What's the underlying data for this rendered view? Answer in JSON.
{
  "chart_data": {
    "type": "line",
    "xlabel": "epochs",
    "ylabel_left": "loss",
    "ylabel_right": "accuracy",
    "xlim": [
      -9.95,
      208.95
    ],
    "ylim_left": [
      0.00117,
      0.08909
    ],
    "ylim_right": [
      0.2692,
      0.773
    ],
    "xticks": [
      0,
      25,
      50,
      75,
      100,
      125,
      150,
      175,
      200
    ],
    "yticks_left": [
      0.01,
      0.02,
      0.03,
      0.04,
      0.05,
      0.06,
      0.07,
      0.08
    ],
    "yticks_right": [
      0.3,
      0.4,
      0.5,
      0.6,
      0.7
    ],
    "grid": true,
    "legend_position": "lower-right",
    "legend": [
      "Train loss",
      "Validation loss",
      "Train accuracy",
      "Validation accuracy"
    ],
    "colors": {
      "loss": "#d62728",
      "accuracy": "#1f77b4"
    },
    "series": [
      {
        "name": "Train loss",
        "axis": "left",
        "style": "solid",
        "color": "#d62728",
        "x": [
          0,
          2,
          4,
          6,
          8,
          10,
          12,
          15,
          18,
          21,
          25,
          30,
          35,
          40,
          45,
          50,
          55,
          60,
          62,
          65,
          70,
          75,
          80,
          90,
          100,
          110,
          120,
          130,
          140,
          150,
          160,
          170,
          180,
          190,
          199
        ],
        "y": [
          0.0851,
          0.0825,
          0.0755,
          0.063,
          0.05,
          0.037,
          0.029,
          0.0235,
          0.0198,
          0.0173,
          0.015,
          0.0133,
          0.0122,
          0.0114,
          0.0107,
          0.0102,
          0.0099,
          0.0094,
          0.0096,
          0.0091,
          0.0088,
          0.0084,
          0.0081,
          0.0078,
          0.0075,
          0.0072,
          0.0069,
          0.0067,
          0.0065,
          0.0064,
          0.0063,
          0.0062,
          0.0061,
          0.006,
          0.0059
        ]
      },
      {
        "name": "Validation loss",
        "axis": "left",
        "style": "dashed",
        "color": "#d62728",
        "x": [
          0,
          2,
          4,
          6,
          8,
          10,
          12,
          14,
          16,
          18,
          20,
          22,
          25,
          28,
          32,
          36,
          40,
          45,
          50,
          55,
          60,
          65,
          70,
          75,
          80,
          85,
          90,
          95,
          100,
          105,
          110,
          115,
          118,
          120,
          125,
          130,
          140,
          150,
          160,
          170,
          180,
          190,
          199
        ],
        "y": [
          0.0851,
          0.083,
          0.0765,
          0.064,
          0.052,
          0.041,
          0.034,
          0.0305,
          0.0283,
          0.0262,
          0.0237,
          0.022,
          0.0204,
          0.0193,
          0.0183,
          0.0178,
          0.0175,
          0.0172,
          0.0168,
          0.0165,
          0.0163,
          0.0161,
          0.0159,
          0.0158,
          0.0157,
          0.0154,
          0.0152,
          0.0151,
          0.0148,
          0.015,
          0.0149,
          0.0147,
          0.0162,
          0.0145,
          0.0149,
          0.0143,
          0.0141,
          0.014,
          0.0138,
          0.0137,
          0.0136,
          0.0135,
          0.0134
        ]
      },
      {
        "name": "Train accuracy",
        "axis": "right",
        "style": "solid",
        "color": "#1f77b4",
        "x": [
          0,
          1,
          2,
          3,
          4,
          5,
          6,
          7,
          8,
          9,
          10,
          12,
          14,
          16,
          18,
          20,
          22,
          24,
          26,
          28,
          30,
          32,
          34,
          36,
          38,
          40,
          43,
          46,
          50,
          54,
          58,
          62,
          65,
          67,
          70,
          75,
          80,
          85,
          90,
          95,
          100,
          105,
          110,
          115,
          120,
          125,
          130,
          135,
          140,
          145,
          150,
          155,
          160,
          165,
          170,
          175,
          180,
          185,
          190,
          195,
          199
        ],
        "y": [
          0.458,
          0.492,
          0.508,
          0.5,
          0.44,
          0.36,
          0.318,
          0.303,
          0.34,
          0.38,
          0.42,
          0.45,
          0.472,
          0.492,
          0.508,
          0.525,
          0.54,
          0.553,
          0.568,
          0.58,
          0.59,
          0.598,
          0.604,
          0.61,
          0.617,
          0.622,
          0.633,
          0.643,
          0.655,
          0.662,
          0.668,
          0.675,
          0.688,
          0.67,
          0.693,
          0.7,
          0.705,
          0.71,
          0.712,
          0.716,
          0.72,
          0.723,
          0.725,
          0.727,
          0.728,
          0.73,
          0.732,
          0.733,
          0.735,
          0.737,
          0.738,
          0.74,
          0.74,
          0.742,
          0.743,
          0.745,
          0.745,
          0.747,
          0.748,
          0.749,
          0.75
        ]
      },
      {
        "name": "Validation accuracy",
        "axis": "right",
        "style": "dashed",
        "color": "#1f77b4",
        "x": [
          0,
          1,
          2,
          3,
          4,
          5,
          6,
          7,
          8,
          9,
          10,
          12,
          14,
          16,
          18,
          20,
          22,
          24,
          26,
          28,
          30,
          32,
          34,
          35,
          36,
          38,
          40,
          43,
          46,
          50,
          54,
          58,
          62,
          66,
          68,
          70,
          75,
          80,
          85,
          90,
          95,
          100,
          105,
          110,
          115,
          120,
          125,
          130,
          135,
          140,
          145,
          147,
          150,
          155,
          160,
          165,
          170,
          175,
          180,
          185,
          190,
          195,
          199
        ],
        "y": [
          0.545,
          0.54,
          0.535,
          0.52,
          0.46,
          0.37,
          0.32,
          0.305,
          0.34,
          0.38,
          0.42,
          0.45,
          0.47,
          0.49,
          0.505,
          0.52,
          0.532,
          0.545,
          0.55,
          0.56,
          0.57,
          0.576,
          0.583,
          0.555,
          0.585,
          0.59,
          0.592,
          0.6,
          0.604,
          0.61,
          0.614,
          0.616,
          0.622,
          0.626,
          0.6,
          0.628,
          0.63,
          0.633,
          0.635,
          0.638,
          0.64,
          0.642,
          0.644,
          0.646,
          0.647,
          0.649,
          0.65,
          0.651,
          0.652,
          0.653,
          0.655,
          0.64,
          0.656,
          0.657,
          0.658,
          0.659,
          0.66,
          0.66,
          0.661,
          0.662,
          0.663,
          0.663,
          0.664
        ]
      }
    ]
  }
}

|---|

### Exercise objective
Scan the lines for the string "loss". Copy out each line that matches.

### Answer to this task
    "ylabel_left": "loss",
      "Train loss",
      "Validation loss",
      "loss": "#d62728",
        "name": "Train loss",
        "name": "Validation loss",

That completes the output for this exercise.